§ SET EXERCISE
From the entries below, gather each line containing the word "amici".

** BEGIN SOURCE MATERIAL **

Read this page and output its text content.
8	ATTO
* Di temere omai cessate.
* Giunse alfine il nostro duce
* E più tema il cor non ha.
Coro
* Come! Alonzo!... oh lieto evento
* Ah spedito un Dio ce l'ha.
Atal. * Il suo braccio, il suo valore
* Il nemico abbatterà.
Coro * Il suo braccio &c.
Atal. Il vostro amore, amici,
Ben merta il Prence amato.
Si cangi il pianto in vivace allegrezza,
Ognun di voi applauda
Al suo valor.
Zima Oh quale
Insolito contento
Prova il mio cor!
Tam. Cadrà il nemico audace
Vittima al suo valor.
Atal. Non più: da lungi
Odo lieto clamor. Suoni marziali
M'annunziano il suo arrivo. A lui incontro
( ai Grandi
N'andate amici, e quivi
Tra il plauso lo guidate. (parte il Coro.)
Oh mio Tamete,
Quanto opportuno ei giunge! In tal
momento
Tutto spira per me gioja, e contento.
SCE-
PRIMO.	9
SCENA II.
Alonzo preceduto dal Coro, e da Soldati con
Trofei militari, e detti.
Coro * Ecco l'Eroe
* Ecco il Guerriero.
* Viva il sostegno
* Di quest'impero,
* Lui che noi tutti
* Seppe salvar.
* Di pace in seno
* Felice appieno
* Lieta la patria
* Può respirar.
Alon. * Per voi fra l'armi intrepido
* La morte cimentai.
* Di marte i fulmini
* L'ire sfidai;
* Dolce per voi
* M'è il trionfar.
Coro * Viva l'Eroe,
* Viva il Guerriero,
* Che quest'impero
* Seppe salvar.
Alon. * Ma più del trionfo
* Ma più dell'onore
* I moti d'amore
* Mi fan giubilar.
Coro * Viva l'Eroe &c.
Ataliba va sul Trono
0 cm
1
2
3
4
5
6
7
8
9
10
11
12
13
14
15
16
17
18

** END SOURCE MATERIAL **

§ ANSWER TO THIS EXERCISE
Atal. Il vostro amore, amici,
N'andate amici, e quivi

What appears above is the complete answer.